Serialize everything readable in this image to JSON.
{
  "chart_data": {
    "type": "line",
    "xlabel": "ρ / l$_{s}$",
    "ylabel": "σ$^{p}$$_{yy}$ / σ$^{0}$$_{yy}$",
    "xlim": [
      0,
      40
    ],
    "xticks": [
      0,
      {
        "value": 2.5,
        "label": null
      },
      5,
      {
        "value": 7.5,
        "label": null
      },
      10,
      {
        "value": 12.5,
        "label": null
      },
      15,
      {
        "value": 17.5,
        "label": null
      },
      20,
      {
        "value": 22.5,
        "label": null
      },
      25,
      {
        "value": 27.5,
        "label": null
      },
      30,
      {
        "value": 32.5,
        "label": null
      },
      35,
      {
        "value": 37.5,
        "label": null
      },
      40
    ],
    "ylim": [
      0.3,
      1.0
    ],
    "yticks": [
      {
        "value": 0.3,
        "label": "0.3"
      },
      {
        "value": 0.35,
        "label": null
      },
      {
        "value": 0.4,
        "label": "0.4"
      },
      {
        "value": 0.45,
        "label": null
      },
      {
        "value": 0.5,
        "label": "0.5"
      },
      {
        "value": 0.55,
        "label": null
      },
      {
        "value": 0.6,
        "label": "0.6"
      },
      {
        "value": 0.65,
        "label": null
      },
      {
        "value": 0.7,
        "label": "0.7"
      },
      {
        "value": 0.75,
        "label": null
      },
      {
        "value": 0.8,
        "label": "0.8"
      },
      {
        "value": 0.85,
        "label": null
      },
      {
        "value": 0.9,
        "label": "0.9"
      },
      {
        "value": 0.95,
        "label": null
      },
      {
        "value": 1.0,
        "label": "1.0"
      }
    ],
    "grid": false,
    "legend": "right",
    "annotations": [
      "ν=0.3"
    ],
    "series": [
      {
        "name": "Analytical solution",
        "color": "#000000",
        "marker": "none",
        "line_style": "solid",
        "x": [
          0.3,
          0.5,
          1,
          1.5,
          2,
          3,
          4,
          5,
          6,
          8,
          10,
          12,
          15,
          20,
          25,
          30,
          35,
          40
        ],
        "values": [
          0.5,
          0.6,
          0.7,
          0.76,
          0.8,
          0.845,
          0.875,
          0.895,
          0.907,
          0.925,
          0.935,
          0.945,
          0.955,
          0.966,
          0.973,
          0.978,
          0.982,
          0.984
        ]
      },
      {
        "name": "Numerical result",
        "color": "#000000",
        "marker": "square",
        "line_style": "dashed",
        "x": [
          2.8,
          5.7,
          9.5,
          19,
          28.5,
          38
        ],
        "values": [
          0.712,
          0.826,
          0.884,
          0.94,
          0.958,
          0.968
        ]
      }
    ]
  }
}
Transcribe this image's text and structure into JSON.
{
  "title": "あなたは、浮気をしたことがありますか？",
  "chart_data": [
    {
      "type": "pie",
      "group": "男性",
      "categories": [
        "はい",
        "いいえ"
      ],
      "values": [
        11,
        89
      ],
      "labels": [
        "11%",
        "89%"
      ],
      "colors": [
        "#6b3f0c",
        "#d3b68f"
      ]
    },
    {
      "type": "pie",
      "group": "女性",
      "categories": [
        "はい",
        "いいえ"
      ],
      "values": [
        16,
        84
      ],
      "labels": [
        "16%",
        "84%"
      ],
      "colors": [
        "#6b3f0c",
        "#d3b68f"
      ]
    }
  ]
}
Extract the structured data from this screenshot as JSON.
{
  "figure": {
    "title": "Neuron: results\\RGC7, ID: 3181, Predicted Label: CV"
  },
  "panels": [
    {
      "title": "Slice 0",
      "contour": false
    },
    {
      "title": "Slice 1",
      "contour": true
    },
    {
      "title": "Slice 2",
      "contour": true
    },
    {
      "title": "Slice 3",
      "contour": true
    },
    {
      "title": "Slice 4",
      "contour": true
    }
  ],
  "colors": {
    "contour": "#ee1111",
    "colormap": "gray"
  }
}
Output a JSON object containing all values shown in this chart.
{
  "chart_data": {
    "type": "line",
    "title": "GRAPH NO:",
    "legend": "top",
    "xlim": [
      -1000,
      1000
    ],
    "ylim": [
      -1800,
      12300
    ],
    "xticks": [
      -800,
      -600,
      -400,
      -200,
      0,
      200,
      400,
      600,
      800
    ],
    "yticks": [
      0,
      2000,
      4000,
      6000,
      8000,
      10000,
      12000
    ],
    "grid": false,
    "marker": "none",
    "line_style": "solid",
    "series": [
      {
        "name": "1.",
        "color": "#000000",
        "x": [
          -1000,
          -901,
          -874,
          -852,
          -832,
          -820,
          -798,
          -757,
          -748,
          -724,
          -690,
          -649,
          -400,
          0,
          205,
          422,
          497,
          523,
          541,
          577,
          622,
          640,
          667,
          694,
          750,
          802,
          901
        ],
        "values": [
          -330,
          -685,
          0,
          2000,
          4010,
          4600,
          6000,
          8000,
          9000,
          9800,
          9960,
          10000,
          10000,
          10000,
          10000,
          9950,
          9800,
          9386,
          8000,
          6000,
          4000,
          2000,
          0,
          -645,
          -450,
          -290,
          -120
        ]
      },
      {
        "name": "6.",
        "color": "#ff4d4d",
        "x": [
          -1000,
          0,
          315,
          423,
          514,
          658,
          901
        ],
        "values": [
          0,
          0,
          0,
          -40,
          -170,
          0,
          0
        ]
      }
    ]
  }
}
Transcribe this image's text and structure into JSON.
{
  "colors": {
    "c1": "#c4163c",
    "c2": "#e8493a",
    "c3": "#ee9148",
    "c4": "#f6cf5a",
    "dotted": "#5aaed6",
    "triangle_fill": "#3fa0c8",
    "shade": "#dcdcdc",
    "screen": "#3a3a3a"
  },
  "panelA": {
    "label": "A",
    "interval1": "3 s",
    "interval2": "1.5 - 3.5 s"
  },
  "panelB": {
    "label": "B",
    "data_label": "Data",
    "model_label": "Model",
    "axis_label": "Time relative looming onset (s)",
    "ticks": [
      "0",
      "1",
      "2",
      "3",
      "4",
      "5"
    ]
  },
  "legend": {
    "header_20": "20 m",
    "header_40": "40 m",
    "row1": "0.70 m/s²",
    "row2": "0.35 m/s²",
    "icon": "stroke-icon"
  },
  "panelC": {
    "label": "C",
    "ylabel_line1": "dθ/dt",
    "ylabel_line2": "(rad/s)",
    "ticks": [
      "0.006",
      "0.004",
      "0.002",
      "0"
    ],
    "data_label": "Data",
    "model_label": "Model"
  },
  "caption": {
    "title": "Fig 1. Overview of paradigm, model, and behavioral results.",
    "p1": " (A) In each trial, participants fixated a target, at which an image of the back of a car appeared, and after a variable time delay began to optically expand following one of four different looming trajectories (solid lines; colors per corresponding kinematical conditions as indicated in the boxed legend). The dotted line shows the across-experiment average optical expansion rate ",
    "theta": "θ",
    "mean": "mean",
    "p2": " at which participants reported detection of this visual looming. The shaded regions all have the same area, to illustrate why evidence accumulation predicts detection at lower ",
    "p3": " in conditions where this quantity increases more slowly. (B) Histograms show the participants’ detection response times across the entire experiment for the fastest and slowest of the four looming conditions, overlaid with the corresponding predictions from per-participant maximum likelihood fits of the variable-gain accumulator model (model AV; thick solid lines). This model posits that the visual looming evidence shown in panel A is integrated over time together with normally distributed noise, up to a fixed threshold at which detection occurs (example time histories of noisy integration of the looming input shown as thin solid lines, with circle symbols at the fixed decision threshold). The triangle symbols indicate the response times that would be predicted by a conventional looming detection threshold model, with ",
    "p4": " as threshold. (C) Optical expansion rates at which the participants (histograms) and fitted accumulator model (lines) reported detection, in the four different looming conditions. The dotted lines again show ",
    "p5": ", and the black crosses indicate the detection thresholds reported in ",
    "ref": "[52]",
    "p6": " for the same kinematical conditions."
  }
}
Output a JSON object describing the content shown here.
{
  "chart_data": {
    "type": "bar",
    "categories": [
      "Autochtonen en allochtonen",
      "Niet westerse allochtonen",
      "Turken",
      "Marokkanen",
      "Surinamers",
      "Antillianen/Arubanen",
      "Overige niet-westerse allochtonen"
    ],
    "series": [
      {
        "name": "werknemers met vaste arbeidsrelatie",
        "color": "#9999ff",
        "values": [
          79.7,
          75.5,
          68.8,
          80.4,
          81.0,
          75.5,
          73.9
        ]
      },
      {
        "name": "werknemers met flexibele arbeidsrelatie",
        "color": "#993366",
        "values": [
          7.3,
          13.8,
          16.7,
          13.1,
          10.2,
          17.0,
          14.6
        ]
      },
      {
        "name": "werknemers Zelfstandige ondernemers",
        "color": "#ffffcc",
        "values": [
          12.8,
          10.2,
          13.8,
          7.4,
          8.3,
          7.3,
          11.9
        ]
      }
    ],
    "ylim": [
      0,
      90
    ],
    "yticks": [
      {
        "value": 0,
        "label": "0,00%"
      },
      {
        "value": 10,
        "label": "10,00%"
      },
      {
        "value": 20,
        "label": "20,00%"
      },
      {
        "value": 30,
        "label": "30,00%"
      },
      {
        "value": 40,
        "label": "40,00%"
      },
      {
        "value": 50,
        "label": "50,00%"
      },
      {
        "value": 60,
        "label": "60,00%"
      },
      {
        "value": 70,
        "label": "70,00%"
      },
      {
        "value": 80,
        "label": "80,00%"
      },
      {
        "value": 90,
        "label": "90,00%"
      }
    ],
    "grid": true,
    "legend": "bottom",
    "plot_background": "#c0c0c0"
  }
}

==========

**WHAT THE TASK REQUIRES**
Using the material above, copy every line in which the string "werknemers" occurs.

**TASK ANSWER**
        "name": "werknemers met vaste arbeidsrelatie",
        "name": "werknemers met flexibele arbeidsrelatie",
        "name": "werknemers Zelfstandige ondernemers",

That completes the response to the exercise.